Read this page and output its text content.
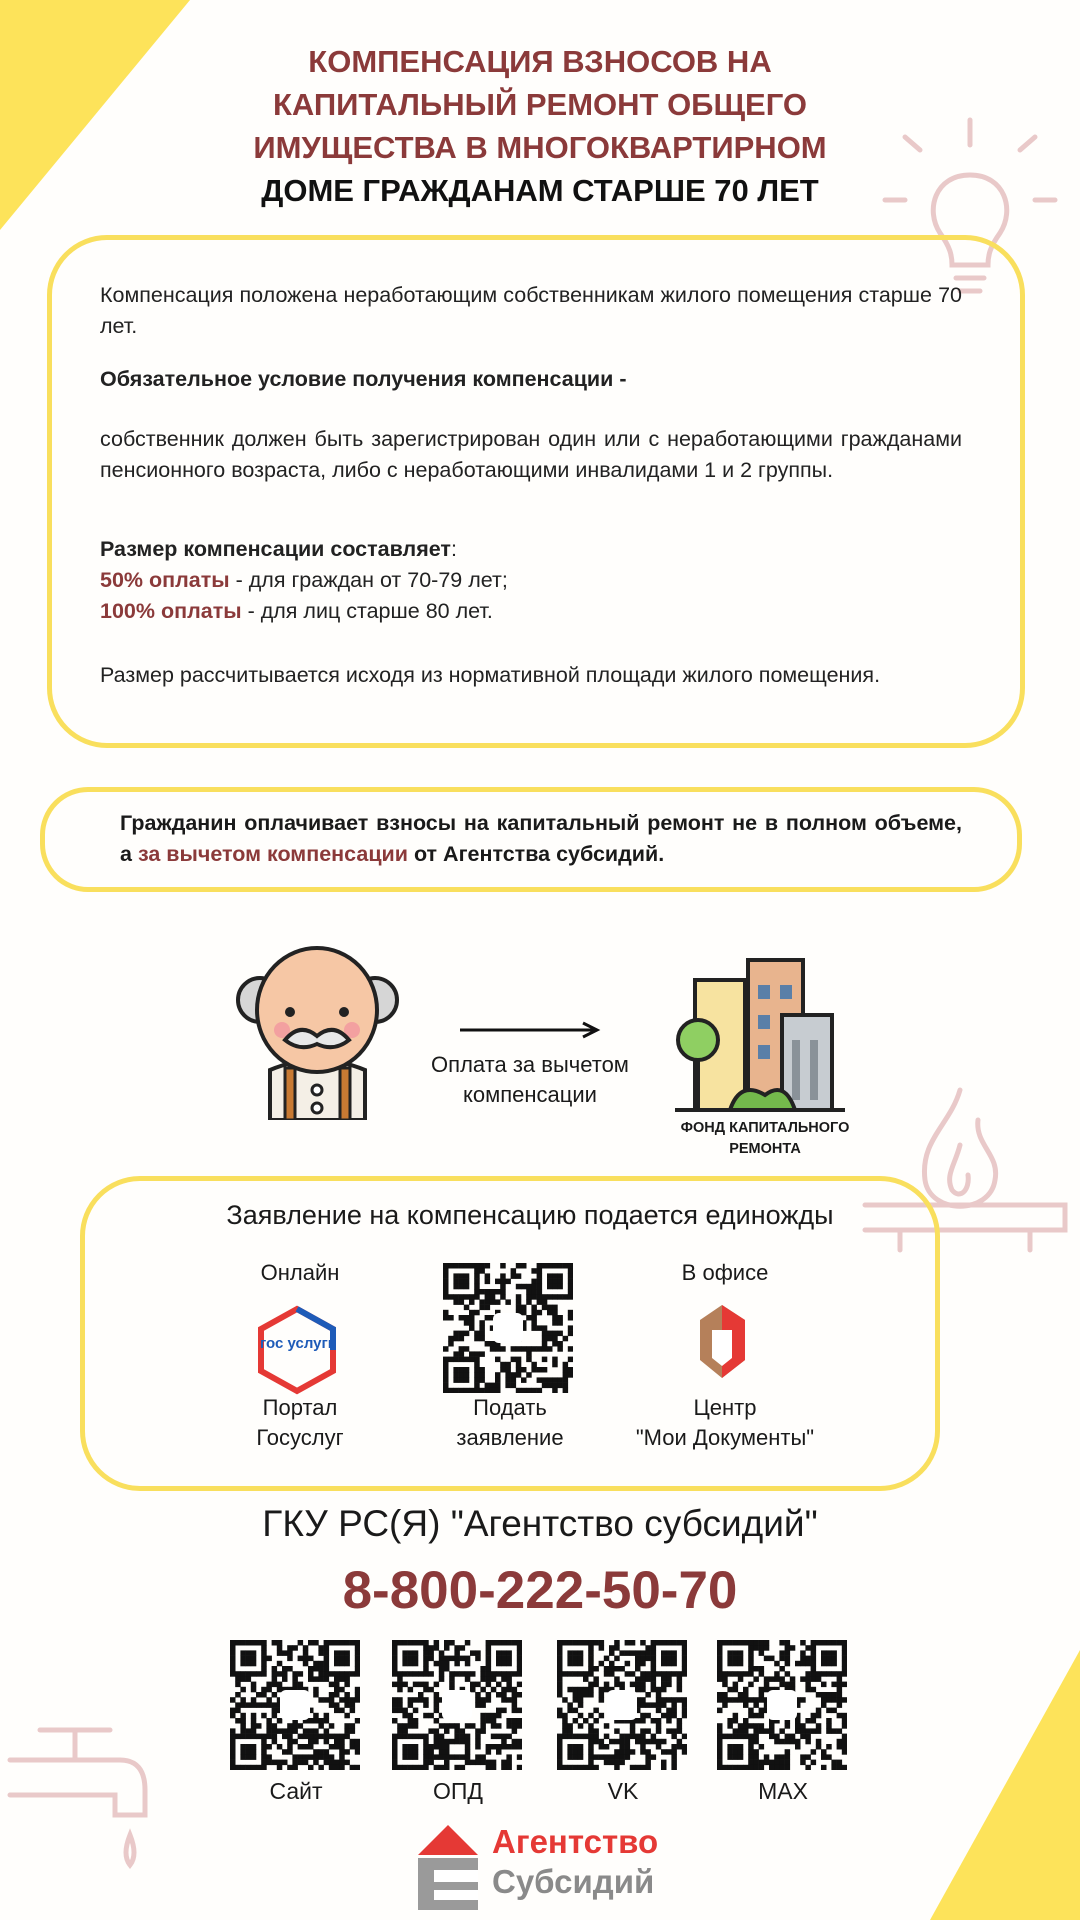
КОМПЕНСАЦИЯ ВЗНОСОВ НА
КАПИТАЛЬНЫЙ РЕМОНТ ОБЩЕГО
ИМУЩЕСТВА В МНОГОКВАРТИРНОМ
ДОМЕ ГРАЖДАНАМ СТАРШЕ 70 ЛЕТ
Компенсация положена неработающим собственникам жилого помещения старше 70 лет.
Обязательное условие получения компенсации -
собственник должен быть зарегистрирован один или с неработающими гражданами пенсионного возраста, либо с неработающими инвалидами 1 и 2 группы.
Размер компенсации составляет:
50% оплаты - для граждан от 70-79 лет;
100% оплаты - для лиц старше 80 лет.
Размер рассчитывается исходя из нормативной площади жилого помещения.
Гражданин оплачивает взносы на капитальный ремонт не в полном объеме, а за вычетом компенсации от Агентства субсидий.
Оплата за вычетом компенсации
ФОНД КАПИТАЛЬНОГО РЕМОНТА
Заявление на компенсацию подается единожды
Онлайн
гос услуги
Портал
Госуслуг
Подать
заявление
В офисе
Центр
"Мои Документы"
ГКУ РС(Я) "Агентство субсидий"
8-800-222-50-70
Сайт	ОПД	VK	MAX
Агентство
Субсидий
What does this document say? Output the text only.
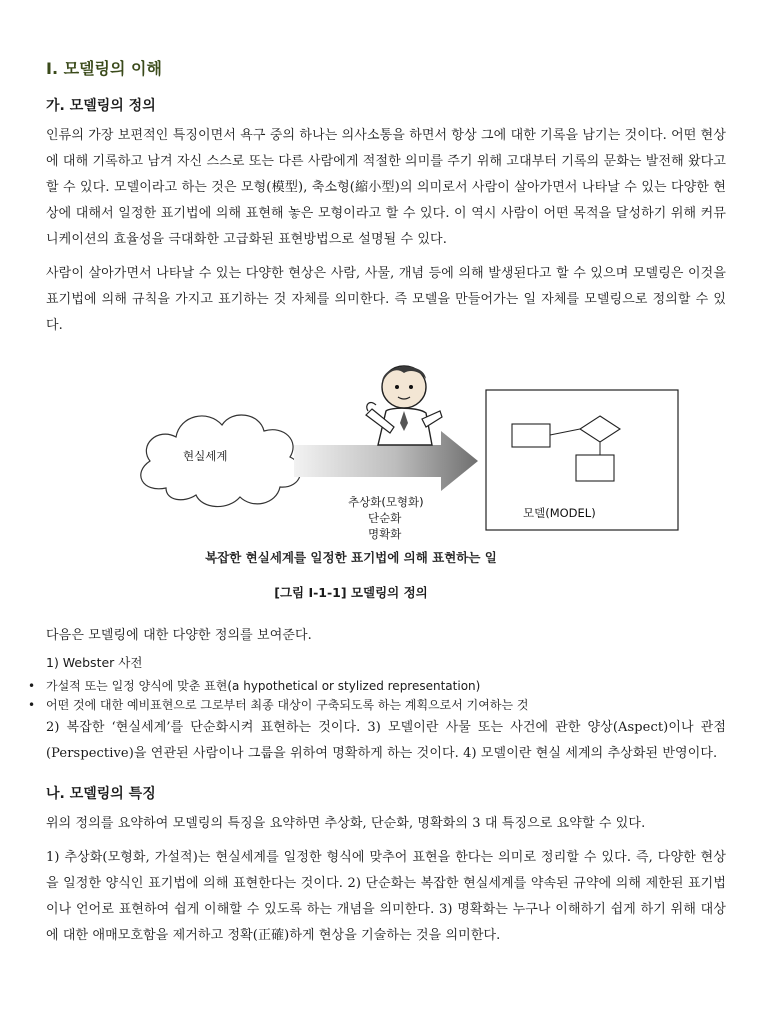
I. 모델링의 이해
가. 모델링의 정의

인류의 가장 보편적인 특징이면서 욕구 중의 하나는 의사소통을 하면서 항상 그에 대한 기록을 남기는 것이다. 어떤 현상에 대해 기록하고 남겨 자신 스스로 또는 다른 사람에게 적절한 의미를 주기 위해 고대부터 기록의 문화는 발전해 왔다고 할 수 있다. 모델이라고 하는 것은 모형(模型), 축소형(縮小型)의 의미로서 사람이 살아가면서 나타날 수 있는 다양한 현상에 대해서 일정한 표기법에 의해 표현해 놓은 모형이라고 할 수 있다. 이 역시 사람이 어떤 목적을 달성하기 위해 커뮤니케이션의 효율성을 극대화한 고급화된 표현방법으로 설명될 수 있다.

사람이 살아가면서 나타날 수 있는 다양한 현상은 사람, 사물, 개념 등에 의해 발생된다고 할 수 있으며 모델링은 이것을 표기법에 의해 규칙을 가지고 표기하는 것 자체를 의미한다. 즉 모델을 만들어가는 일 자체를 모델링으로 정의할 수 있다.

현실세계
추상화(모형화)
단순화
명확화
모델(MODEL)
복잡한 현실세계를 일정한 표기법에 의해 표현하는 일
[그림 Ⅰ-1-1] 모델링의 정의

다음은 모델링에 대한 다양한 정의를 보여준다.

1) Webster 사전
• 가설적 또는 일정 양식에 맞춘 표현(a hypothetical or stylized representation)
• 어떤 것에 대한 예비표현으로 그로부터 최종 대상이 구축되도록 하는 계획으로서 기여하는 것

2) 복잡한 ‘현실세계’를 단순화시켜 표현하는 것이다. 3) 모델이란 사물 또는 사건에 관한 양상(Aspect)이나 관점(Perspective)을 연관된 사람이나 그룹을 위하여 명확하게 하는 것이다. 4) 모델이란 현실 세계의 추상화된 반영이다.

나. 모델링의 특징

위의 정의를 요약하여 모델링의 특징을 요약하면 추상화, 단순화, 명확화의 3 대 특징으로 요약할 수 있다.

1) 추상화(모형화, 가설적)는 현실세계를 일정한 형식에 맞추어 표현을 한다는 의미로 정리할 수 있다. 즉, 다양한 현상을 일정한 양식인 표기법에 의해 표현한다는 것이다. 2) 단순화는 복잡한 현실세계를 약속된 규약에 의해 제한된 표기법이나 언어로 표현하여 쉽게 이해할 수 있도록 하는 개념을 의미한다. 3) 명확화는 누구나 이해하기 쉽게 하기 위해 대상에 대한 애매모호함을 제거하고 정확(正確)하게 현상을 기술하는 것을 의미한다.
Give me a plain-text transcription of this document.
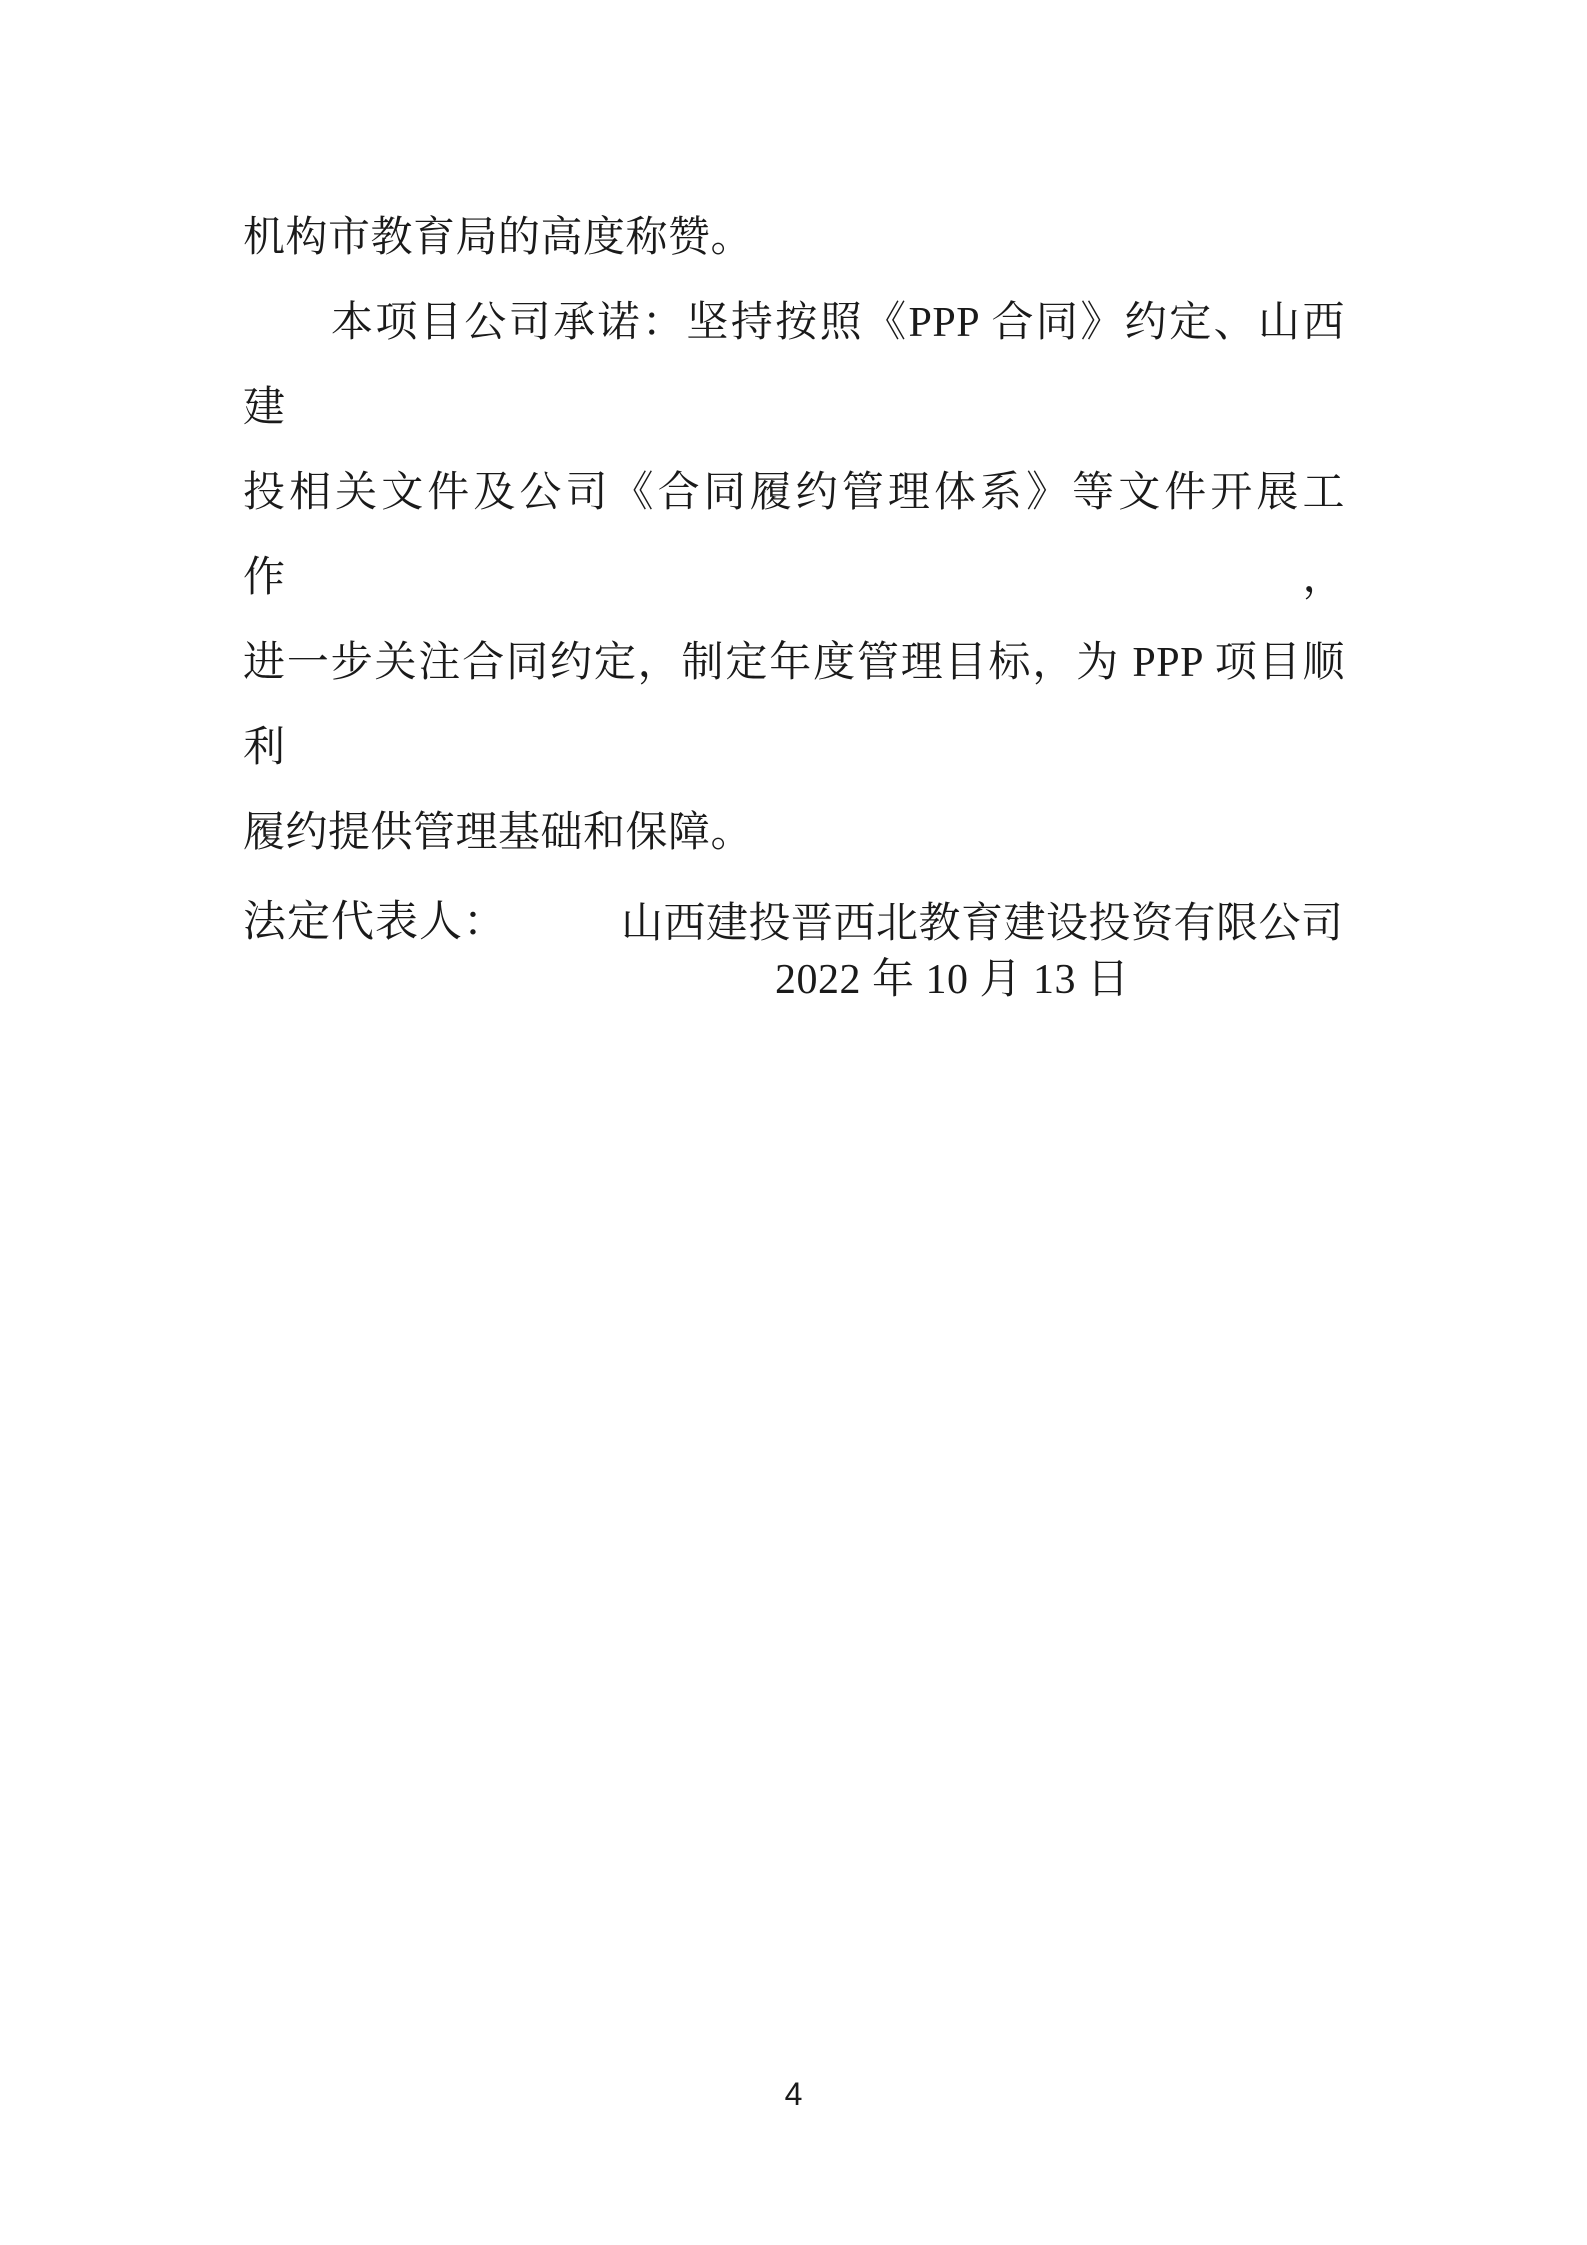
机构市教育局的高度称赞。
本项目公司承诺：坚持按照《PPP 合同》约定、山西建
投相关文件及公司《合同履约管理体系》等文件开展工作，
进一步关注合同约定，制定年度管理目标，为 PPP 项目顺利
履约提供管理基础和保障。
法定代表人：	山西建投晋西北教育建设投资有限公司
2022 年 10 月 13 日
4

━━━━━━

Your task
Every record must be copied exactly, with the pictures left out.

Reply to the task
Read this page and output its text content.
КОМПЕНСАЦИЯ ВЗНОСОВ НА
КАПИТАЛЬНЫЙ РЕМОНТ ОБЩЕГО
ИМУЩЕСТВА В МНОГОКВАРТИРНОМ
ДОМЕ ГРАЖДАНАМ СТАРШЕ 70 ЛЕТ
Компенсация положена неработающим собственникам жилого помещения старше 70 лет.
Обязательное условие получения компенсации -
собственник должен быть зарегистрирован один или с неработающими гражданами пенсионного возраста, либо с неработающими инвалидами 1 и 2 группы.
Размер компенсации составляет:
50% оплаты - для граждан от 70-79 лет;
100% оплаты - для лиц старше 80 лет.
Размер рассчитывается исходя из нормативной площади жилого помещения.
Гражданин оплачивает взносы на капитальный ремонт не в полном объеме, а за вычетом компенсации от Агентства субсидий.
Оплата за вычетом компенсации
ФОНД КАПИТАЛЬНОГО РЕМОНТА
Заявление на компенсацию подается единожды
Онлайн
гос услуги
Портал
Госуслуг
Подать
заявление
В офисе
Центр
"Мои Документы"
ГКУ РС(Я) "Агентство субсидий"
8-800-222-50-70
Сайт	ОПД	VK	MAX
Агентство
Субсидий
What does this document say? Output the text only.
I. 모델링의 이해
가. 모델링의 정의

인류의 가장 보편적인 특징이면서 욕구 중의 하나는 의사소통을 하면서 항상 그에 대한 기록을 남기는 것이다. 어떤 현상에 대해 기록하고 남겨 자신 스스로 또는 다른 사람에게 적절한 의미를 주기 위해 고대부터 기록의 문화는 발전해 왔다고 할 수 있다. 모델이라고 하는 것은 모형(模型), 축소형(縮小型)의 의미로서 사람이 살아가면서 나타날 수 있는 다양한 현상에 대해서 일정한 표기법에 의해 표현해 놓은 모형이라고 할 수 있다. 이 역시 사람이 어떤 목적을 달성하기 위해 커뮤니케이션의 효율성을 극대화한 고급화된 표현방법으로 설명될 수 있다.

사람이 살아가면서 나타날 수 있는 다양한 현상은 사람, 사물, 개념 등에 의해 발생된다고 할 수 있으며 모델링은 이것을 표기법에 의해 규칙을 가지고 표기하는 것 자체를 의미한다. 즉 모델을 만들어가는 일 자체를 모델링으로 정의할 수 있다.

현실세계
추상화(모형화)
단순화
명확화
모델(MODEL)
복잡한 현실세계를 일정한 표기법에 의해 표현하는 일
[그림 Ⅰ-1-1] 모델링의 정의

다음은 모델링에 대한 다양한 정의를 보여준다.

1) Webster 사전
• 가설적 또는 일정 양식에 맞춘 표현(a hypothetical or stylized representation)
• 어떤 것에 대한 예비표현으로 그로부터 최종 대상이 구축되도록 하는 계획으로서 기여하는 것

2) 복잡한 ‘현실세계’를 단순화시켜 표현하는 것이다. 3) 모델이란 사물 또는 사건에 관한 양상(Aspect)이나 관점(Perspective)을 연관된 사람이나 그룹을 위하여 명확하게 하는 것이다. 4) 모델이란 현실 세계의 추상화된 반영이다.

나. 모델링의 특징

위의 정의를 요약하여 모델링의 특징을 요약하면 추상화, 단순화, 명확화의 3 대 특징으로 요약할 수 있다.

1) 추상화(모형화, 가설적)는 현실세계를 일정한 형식에 맞추어 표현을 한다는 의미로 정리할 수 있다. 즉, 다양한 현상을 일정한 양식인 표기법에 의해 표현한다는 것이다. 2) 단순화는 복잡한 현실세계를 약속된 규약에 의해 제한된 표기법이나 언어로 표현하여 쉽게 이해할 수 있도록 하는 개념을 의미한다. 3) 명확화는 누구나 이해하기 쉽게 하기 위해 대상에 대한 애매모호함을 제거하고 정확(正確)하게 현상을 기술하는 것을 의미한다.
Give me a plain-text transcription of this document.
机构市教育局的高度称赞。
本项目公司承诺：坚持按照《PPP 合同》约定、山西建
投相关文件及公司《合同履约管理体系》等文件开展工作，
进一步关注合同约定，制定年度管理目标，为 PPP 项目顺利
履约提供管理基础和保障。
法定代表人：	山西建投晋西北教育建设投资有限公司
2022 年 10 月 13 日
4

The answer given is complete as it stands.